Collected data entries:
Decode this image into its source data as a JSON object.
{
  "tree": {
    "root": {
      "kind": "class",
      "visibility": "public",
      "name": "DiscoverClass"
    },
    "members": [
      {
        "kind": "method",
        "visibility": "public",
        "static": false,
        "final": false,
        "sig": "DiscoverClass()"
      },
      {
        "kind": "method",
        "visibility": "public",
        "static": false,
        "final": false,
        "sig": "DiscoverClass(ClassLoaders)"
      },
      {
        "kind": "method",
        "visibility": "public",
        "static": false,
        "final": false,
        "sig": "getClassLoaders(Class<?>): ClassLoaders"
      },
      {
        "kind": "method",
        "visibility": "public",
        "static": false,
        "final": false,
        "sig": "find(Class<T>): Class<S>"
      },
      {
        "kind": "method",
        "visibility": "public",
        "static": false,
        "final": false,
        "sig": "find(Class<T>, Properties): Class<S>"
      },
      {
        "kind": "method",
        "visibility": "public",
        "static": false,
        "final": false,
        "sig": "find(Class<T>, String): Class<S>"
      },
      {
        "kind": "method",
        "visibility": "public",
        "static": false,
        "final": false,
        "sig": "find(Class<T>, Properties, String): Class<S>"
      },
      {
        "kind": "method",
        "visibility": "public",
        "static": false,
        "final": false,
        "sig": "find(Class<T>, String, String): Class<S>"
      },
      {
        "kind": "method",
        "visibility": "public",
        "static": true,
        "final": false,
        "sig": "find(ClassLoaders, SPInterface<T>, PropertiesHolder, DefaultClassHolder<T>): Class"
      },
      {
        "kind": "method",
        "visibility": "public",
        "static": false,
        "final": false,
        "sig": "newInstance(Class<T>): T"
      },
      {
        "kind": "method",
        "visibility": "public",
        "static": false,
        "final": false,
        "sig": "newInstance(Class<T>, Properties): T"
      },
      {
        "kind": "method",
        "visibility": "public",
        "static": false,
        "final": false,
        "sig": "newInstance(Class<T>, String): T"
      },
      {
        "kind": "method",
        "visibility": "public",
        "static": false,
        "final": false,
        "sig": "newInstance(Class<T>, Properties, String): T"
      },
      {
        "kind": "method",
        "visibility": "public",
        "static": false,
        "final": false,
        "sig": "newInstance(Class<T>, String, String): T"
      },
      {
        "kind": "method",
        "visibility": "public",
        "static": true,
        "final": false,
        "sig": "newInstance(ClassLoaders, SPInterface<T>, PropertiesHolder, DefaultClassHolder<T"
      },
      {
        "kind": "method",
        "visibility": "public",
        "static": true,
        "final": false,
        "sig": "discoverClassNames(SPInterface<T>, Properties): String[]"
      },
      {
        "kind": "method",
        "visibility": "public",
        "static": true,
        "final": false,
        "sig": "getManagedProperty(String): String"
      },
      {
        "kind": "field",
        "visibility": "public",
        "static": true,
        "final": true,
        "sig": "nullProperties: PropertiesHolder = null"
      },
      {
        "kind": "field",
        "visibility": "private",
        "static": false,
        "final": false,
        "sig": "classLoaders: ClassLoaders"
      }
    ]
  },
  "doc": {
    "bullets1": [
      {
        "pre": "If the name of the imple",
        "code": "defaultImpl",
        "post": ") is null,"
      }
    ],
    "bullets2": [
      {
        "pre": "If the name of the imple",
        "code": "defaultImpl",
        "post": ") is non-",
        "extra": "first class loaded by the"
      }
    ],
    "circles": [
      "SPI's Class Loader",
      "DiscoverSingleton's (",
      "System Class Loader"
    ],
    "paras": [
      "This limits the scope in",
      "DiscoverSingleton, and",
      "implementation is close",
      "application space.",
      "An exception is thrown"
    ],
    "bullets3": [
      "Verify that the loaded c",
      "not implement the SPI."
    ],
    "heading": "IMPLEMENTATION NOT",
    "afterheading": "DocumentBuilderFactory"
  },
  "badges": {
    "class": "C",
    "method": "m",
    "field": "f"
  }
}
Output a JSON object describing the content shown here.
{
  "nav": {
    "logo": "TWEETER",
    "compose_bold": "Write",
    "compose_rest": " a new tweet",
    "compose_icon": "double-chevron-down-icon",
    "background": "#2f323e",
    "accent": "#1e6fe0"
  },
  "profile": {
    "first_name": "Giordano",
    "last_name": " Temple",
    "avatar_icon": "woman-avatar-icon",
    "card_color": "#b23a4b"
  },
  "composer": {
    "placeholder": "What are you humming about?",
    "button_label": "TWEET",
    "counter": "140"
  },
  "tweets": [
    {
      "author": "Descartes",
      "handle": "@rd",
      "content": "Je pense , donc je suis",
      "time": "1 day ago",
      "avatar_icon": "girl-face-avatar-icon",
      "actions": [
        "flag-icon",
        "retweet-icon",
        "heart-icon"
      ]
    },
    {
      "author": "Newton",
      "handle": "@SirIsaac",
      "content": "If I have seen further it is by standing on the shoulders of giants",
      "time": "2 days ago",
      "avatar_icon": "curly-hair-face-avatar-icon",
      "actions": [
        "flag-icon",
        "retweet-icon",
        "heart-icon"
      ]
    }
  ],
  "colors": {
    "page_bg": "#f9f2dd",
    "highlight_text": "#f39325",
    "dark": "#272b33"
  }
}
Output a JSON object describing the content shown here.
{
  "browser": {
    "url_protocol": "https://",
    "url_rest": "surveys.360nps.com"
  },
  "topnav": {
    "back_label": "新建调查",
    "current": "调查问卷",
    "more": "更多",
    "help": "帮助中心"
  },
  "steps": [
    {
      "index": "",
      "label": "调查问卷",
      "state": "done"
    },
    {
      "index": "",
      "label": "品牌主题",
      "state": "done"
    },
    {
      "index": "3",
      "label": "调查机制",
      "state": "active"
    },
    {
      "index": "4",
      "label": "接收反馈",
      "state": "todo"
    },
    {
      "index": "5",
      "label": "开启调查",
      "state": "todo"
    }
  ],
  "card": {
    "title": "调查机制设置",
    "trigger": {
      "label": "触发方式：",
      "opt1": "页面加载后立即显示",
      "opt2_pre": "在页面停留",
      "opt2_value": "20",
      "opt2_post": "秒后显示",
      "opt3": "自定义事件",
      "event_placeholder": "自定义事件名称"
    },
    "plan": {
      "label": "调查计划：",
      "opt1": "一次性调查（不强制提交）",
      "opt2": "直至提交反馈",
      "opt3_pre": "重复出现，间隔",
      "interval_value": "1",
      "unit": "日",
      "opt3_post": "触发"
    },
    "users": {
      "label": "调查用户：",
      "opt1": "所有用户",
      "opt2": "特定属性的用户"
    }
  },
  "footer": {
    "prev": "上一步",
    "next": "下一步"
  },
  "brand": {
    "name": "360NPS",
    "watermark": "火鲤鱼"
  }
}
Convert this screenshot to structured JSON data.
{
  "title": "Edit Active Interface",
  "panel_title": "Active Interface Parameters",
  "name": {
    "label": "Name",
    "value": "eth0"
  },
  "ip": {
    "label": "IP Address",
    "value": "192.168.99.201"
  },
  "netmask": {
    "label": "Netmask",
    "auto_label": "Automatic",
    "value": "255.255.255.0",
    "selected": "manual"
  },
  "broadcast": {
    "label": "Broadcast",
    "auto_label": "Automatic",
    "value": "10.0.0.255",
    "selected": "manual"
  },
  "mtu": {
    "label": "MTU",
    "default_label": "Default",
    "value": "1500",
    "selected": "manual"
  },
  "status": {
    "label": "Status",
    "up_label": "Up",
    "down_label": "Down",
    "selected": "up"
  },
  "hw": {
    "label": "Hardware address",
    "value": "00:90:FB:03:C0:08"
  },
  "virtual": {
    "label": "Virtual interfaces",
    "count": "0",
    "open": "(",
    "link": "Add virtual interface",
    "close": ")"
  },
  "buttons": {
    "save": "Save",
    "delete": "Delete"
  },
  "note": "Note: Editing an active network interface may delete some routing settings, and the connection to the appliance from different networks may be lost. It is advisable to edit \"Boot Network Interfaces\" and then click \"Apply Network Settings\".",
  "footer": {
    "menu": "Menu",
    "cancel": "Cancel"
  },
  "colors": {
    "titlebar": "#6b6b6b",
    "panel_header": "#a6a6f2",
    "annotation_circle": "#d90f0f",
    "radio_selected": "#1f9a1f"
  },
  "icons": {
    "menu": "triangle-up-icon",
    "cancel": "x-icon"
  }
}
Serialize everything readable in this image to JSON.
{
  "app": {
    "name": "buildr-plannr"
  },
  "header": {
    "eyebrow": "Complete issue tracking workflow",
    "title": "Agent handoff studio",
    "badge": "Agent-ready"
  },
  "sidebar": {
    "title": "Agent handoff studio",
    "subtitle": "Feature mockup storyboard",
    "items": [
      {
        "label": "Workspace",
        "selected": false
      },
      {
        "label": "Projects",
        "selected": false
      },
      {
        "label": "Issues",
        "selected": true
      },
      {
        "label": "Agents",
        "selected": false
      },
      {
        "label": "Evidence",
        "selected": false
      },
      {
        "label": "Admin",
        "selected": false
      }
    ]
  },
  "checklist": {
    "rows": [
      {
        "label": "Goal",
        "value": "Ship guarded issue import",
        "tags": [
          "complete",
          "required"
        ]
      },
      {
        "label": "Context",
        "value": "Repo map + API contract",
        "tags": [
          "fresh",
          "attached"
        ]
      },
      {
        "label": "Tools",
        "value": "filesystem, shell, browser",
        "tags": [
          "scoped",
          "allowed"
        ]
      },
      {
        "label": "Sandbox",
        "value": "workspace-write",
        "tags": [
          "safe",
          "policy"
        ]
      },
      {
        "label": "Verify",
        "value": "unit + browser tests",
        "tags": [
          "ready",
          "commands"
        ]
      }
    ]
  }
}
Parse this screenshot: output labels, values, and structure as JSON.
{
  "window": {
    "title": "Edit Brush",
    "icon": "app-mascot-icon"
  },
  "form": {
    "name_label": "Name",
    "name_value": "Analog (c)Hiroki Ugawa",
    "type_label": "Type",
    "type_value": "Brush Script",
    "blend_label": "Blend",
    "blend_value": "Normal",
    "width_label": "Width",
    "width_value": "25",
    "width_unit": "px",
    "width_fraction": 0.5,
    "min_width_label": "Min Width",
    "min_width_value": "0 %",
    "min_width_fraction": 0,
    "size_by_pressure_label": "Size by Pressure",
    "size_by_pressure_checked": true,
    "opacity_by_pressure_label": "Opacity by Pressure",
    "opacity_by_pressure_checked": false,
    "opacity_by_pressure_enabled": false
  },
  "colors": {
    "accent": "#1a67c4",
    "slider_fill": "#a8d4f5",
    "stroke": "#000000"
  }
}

Problem description.
Compute the number of lines above that contain the string "DefaultClassHolder". Reply with that value only.

Complete response.
2